● **Exercise requirements**
Copy out all lines with the word "patient" in them.

··· Input material

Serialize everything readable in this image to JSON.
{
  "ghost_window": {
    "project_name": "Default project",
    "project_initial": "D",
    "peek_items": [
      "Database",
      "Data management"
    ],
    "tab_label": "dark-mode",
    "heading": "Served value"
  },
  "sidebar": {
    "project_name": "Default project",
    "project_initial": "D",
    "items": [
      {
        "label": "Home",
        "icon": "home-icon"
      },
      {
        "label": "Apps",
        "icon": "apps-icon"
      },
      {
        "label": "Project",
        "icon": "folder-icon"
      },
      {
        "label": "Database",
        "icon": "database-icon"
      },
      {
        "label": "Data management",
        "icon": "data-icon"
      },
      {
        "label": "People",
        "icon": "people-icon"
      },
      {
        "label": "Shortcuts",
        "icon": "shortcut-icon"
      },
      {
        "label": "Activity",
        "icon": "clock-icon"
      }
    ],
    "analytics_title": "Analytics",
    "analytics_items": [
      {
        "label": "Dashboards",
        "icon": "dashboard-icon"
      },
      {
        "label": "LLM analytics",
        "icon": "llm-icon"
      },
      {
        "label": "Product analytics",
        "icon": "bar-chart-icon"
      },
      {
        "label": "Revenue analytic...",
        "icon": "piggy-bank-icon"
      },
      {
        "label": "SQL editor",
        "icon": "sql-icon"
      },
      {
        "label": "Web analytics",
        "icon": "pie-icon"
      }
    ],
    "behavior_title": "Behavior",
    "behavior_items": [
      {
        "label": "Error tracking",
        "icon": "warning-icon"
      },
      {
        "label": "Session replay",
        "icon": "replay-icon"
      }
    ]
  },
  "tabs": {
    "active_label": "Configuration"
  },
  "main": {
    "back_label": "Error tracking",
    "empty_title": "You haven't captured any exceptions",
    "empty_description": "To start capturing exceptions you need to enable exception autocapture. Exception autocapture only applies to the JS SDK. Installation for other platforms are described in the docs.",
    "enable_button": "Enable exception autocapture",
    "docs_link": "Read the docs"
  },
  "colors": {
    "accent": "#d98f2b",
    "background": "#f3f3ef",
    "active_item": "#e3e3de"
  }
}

······
··· Input material

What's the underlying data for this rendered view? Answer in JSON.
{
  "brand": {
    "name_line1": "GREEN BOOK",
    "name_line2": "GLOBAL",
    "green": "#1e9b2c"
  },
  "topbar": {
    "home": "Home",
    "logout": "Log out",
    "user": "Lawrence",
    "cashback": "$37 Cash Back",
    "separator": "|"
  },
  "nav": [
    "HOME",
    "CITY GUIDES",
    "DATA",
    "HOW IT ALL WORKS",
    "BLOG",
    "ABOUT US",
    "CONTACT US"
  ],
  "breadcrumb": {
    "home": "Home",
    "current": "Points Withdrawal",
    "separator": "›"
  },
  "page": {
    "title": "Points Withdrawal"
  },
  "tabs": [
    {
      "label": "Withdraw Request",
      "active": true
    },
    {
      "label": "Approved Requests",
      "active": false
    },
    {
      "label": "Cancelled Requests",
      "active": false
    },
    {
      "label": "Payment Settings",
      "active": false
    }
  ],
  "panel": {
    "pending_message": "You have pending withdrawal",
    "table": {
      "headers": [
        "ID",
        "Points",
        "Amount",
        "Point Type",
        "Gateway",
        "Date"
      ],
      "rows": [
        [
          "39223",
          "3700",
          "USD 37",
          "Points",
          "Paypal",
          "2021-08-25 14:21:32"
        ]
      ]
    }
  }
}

······
··· Input material

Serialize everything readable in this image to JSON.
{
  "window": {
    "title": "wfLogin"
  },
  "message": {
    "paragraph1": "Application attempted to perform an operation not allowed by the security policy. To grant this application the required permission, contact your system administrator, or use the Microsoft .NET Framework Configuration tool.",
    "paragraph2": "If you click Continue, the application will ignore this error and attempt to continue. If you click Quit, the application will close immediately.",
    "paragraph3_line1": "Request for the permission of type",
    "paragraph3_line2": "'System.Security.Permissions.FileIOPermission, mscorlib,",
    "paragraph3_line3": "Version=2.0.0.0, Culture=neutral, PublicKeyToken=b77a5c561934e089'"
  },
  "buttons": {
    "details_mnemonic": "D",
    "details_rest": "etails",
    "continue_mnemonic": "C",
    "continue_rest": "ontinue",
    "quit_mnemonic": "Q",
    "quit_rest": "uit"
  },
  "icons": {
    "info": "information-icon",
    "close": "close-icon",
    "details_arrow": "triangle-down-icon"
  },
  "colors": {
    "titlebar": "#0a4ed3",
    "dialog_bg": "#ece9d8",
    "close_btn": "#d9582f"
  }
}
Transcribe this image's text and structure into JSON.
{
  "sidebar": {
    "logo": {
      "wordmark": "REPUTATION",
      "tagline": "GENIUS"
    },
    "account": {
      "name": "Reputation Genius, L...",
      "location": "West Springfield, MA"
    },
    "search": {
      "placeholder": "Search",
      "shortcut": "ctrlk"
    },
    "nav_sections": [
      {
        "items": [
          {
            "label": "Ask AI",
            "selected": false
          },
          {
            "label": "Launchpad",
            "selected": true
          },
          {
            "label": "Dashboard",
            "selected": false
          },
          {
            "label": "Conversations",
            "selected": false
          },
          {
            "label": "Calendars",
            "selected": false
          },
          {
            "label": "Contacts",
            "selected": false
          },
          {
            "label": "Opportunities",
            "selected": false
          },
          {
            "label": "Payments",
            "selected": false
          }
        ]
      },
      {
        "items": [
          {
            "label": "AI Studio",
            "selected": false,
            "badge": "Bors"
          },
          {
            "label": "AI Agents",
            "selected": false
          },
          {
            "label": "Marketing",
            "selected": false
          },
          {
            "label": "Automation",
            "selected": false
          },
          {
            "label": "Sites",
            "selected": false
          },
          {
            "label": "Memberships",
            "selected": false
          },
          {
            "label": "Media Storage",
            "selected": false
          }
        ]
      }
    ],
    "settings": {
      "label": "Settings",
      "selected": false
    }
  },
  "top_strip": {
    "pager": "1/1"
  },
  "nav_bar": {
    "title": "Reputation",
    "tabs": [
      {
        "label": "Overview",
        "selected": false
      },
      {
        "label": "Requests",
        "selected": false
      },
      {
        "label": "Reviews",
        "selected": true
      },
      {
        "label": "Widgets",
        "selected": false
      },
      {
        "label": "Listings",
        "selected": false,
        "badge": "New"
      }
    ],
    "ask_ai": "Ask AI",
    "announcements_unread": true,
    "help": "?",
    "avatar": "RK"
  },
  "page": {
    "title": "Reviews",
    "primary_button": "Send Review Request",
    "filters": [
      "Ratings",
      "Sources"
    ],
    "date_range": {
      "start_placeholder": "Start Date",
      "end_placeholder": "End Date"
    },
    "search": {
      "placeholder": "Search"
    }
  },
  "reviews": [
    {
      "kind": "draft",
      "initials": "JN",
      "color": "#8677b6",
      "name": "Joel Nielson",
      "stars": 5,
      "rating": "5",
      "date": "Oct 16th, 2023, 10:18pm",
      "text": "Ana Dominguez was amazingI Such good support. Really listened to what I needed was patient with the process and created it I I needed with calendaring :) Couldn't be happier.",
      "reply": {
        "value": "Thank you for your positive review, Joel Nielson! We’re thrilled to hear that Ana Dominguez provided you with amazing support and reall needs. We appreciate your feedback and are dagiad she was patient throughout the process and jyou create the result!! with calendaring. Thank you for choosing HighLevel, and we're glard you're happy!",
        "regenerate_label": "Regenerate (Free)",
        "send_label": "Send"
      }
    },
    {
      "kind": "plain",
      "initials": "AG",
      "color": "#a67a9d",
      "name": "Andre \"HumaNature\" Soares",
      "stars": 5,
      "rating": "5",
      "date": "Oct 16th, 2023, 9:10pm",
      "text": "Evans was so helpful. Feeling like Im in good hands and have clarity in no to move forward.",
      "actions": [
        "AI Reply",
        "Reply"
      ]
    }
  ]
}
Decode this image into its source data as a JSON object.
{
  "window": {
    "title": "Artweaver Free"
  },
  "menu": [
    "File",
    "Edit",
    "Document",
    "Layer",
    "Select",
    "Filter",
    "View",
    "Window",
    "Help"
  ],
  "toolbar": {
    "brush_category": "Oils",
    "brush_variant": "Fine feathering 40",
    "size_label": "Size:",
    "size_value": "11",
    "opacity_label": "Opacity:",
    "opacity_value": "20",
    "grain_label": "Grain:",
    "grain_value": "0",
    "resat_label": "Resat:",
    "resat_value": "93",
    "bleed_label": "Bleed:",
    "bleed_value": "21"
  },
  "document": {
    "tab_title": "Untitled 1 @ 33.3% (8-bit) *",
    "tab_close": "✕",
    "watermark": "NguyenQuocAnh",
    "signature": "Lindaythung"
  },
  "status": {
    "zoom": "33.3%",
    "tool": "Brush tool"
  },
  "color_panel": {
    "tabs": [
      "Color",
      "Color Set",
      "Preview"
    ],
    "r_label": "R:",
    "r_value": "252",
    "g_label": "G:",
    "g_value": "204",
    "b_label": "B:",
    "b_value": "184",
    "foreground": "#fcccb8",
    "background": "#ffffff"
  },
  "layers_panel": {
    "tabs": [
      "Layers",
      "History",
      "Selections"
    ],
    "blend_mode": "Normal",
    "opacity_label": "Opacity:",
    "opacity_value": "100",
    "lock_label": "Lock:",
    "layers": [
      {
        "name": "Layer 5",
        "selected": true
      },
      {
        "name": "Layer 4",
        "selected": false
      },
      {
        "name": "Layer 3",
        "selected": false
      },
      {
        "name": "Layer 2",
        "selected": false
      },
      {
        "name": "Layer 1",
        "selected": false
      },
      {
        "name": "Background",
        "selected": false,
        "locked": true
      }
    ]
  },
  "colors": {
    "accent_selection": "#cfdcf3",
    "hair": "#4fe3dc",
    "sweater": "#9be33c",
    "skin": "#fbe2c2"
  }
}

······

● **Answer to this task**
      "text": "Ana Dominguez was amazingI Such good support. Really listened to what I needed was patient with the process and created it I I needed with calendaring :) Couldn't be happier.",
        "value": "Thank you for your positive review, Joel Nielson! We’re thrilled to hear that Ana Dominguez provided you with amazing support and reall needs. We appreciate your feedback and are dagiad she was patient throughout the process and jyou create the result!! with calendaring. Thank you for choosing HighLevel, and we're glard you're happy!",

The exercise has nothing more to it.